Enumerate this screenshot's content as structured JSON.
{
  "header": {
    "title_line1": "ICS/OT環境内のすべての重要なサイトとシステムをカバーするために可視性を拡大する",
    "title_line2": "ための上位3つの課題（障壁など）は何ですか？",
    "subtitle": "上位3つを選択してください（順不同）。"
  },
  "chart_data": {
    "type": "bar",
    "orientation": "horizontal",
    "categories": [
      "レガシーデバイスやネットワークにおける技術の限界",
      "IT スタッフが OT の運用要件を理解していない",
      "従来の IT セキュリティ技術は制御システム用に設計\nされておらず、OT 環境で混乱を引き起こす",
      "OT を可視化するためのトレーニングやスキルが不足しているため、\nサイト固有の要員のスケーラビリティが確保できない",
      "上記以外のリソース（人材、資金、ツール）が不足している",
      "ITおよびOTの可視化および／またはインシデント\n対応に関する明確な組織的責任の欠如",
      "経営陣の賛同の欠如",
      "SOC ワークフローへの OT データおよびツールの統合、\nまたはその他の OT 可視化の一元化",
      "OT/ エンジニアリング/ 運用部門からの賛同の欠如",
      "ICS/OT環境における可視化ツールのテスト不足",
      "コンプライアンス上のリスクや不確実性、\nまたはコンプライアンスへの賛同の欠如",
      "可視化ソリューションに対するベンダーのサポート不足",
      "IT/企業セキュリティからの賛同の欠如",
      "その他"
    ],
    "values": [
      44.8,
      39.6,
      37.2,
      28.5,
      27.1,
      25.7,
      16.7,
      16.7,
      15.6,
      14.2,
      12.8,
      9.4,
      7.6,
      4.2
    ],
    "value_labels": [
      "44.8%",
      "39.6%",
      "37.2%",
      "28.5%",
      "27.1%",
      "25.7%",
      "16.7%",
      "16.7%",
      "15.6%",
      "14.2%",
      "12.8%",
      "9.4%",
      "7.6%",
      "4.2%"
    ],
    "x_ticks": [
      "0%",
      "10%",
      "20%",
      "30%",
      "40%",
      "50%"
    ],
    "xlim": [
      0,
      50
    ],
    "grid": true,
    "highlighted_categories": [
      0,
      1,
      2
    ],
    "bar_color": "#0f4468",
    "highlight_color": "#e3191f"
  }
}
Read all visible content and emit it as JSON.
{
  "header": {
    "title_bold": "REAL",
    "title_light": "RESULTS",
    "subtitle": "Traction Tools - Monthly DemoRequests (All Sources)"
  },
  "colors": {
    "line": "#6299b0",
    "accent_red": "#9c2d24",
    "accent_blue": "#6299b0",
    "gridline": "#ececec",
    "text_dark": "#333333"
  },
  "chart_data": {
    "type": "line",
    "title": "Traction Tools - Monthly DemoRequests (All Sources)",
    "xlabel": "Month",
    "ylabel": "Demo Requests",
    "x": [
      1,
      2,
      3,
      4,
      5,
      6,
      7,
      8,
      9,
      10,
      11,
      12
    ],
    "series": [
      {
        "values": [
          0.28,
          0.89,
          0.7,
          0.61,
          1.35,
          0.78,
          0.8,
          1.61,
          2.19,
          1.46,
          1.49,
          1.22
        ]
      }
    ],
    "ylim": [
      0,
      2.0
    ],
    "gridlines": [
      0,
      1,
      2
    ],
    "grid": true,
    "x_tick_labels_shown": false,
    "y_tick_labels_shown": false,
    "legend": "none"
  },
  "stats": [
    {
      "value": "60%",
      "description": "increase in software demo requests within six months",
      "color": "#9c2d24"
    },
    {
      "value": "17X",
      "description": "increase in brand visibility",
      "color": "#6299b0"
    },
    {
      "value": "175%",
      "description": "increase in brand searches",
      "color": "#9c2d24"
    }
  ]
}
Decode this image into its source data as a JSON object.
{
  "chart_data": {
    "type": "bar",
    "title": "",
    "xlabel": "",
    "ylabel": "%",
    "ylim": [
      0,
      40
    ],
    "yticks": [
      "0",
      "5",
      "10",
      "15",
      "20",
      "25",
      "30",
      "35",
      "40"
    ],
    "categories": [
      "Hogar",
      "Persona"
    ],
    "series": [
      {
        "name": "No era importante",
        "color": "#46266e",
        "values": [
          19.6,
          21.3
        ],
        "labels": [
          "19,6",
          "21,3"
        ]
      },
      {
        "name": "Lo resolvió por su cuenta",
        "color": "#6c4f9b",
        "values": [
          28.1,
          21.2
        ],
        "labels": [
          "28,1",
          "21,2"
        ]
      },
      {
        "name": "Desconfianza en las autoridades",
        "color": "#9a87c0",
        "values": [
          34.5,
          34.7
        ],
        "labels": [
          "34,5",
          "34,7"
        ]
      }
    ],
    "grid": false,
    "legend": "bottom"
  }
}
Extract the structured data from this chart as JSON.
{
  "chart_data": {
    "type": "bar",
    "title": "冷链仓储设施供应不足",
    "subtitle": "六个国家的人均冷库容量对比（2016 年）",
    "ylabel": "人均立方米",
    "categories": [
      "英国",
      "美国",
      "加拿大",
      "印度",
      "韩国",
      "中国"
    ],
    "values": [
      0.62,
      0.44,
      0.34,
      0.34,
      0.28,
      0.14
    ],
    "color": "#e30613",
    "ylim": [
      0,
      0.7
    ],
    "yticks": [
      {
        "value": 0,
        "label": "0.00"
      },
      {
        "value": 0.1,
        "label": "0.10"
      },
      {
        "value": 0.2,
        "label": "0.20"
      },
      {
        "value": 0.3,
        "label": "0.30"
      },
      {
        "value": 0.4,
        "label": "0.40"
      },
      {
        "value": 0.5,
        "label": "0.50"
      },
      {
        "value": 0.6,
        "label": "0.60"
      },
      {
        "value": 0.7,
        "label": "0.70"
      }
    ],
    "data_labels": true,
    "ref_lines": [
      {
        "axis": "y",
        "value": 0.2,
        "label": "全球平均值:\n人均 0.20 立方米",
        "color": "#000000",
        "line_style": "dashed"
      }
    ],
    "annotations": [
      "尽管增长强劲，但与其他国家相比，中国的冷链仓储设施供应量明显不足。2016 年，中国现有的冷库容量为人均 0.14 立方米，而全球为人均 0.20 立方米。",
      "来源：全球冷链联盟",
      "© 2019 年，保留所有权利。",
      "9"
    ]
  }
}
##############################
Reproduce the full set of records precisely.

Enumerate this screenshot's content as structured JSON.
{
  "header": {
    "title_line1": "ICS/OT環境内のすべての重要なサイトとシステムをカバーするために可視性を拡大する",
    "title_line2": "ための上位3つの課題（障壁など）は何ですか？",
    "subtitle": "上位3つを選択してください（順不同）。"
  },
  "chart_data": {
    "type": "bar",
    "orientation": "horizontal",
    "categories": [
      "レガシーデバイスやネットワークにおける技術の限界",
      "IT スタッフが OT の運用要件を理解していない",
      "従来の IT セキュリティ技術は制御システム用に設計\nされておらず、OT 環境で混乱を引き起こす",
      "OT を可視化するためのトレーニングやスキルが不足しているため、\nサイト固有の要員のスケーラビリティが確保できない",
      "上記以外のリソース（人材、資金、ツール）が不足している",
      "ITおよびOTの可視化および／またはインシデント\n対応に関する明確な組織的責任の欠如",
      "経営陣の賛同の欠如",
      "SOC ワークフローへの OT データおよびツールの統合、\nまたはその他の OT 可視化の一元化",
      "OT/ エンジニアリング/ 運用部門からの賛同の欠如",
      "ICS/OT環境における可視化ツールのテスト不足",
      "コンプライアンス上のリスクや不確実性、\nまたはコンプライアンスへの賛同の欠如",
      "可視化ソリューションに対するベンダーのサポート不足",
      "IT/企業セキュリティからの賛同の欠如",
      "その他"
    ],
    "values": [
      44.8,
      39.6,
      37.2,
      28.5,
      27.1,
      25.7,
      16.7,
      16.7,
      15.6,
      14.2,
      12.8,
      9.4,
      7.6,
      4.2
    ],
    "value_labels": [
      "44.8%",
      "39.6%",
      "37.2%",
      "28.5%",
      "27.1%",
      "25.7%",
      "16.7%",
      "16.7%",
      "15.6%",
      "14.2%",
      "12.8%",
      "9.4%",
      "7.6%",
      "4.2%"
    ],
    "x_ticks": [
      "0%",
      "10%",
      "20%",
      "30%",
      "40%",
      "50%"
    ],
    "xlim": [
      0,
      50
    ],
    "grid": true,
    "highlighted_categories": [
      0,
      1,
      2
    ],
    "bar_color": "#0f4468",
    "highlight_color": "#e3191f"
  }
}
Read all visible content and emit it as JSON.
{
  "header": {
    "title_bold": "REAL",
    "title_light": "RESULTS",
    "subtitle": "Traction Tools - Monthly DemoRequests (All Sources)"
  },
  "colors": {
    "line": "#6299b0",
    "accent_red": "#9c2d24",
    "accent_blue": "#6299b0",
    "gridline": "#ececec",
    "text_dark": "#333333"
  },
  "chart_data": {
    "type": "line",
    "title": "Traction Tools - Monthly DemoRequests (All Sources)",
    "xlabel": "Month",
    "ylabel": "Demo Requests",
    "x": [
      1,
      2,
      3,
      4,
      5,
      6,
      7,
      8,
      9,
      10,
      11,
      12
    ],
    "series": [
      {
        "values": [
          0.28,
          0.89,
          0.7,
          0.61,
          1.35,
          0.78,
          0.8,
          1.61,
          2.19,
          1.46,
          1.49,
          1.22
        ]
      }
    ],
    "ylim": [
      0,
      2.0
    ],
    "gridlines": [
      0,
      1,
      2
    ],
    "grid": true,
    "x_tick_labels_shown": false,
    "y_tick_labels_shown": false,
    "legend": "none"
  },
  "stats": [
    {
      "value": "60%",
      "description": "increase in software demo requests within six months",
      "color": "#9c2d24"
    },
    {
      "value": "17X",
      "description": "increase in brand visibility",
      "color": "#6299b0"
    },
    {
      "value": "175%",
      "description": "increase in brand searches",
      "color": "#9c2d24"
    }
  ]
}
Decode this image into its source data as a JSON object.
{
  "chart_data": {
    "type": "bar",
    "title": "",
    "xlabel": "",
    "ylabel": "%",
    "ylim": [
      0,
      40
    ],
    "yticks": [
      "0",
      "5",
      "10",
      "15",
      "20",
      "25",
      "30",
      "35",
      "40"
    ],
    "categories": [
      "Hogar",
      "Persona"
    ],
    "series": [
      {
        "name": "No era importante",
        "color": "#46266e",
        "values": [
          19.6,
          21.3
        ],
        "labels": [
          "19,6",
          "21,3"
        ]
      },
      {
        "name": "Lo resolvió por su cuenta",
        "color": "#6c4f9b",
        "values": [
          28.1,
          21.2
        ],
        "labels": [
          "28,1",
          "21,2"
        ]
      },
      {
        "name": "Desconfianza en las autoridades",
        "color": "#9a87c0",
        "values": [
          34.5,
          34.7
        ],
        "labels": [
          "34,5",
          "34,7"
        ]
      }
    ],
    "grid": false,
    "legend": "bottom"
  }
}
Extract the structured data from this chart as JSON.
{
  "chart_data": {
    "type": "bar",
    "title": "冷链仓储设施供应不足",
    "subtitle": "六个国家的人均冷库容量对比（2016 年）",
    "ylabel": "人均立方米",
    "categories": [
      "英国",
      "美国",
      "加拿大",
      "印度",
      "韩国",
      "中国"
    ],
    "values": [
      0.62,
      0.44,
      0.34,
      0.34,
      0.28,
      0.14
    ],
    "color": "#e30613",
    "ylim": [
      0,
      0.7
    ],
    "yticks": [
      {
        "value": 0,
        "label": "0.00"
      },
      {
        "value": 0.1,
        "label": "0.10"
      },
      {
        "value": 0.2,
        "label": "0.20"
      },
      {
        "value": 0.3,
        "label": "0.30"
      },
      {
        "value": 0.4,
        "label": "0.40"
      },
      {
        "value": 0.5,
        "label": "0.50"
      },
      {
        "value": 0.6,
        "label": "0.60"
      },
      {
        "value": 0.7,
        "label": "0.70"
      }
    ],
    "data_labels": true,
    "ref_lines": [
      {
        "axis": "y",
        "value": 0.2,
        "label": "全球平均值:\n人均 0.20 立方米",
        "color": "#000000",
        "line_style": "dashed"
      }
    ],
    "annotations": [
      "尽管增长强劲，但与其他国家相比，中国的冷链仓储设施供应量明显不足。2016 年，中国现有的冷库容量为人均 0.14 立方米，而全球为人均 0.20 立方米。",
      "来源：全球冷链联盟",
      "© 2019 年，保留所有权利。",
      "9"
    ]
  }
}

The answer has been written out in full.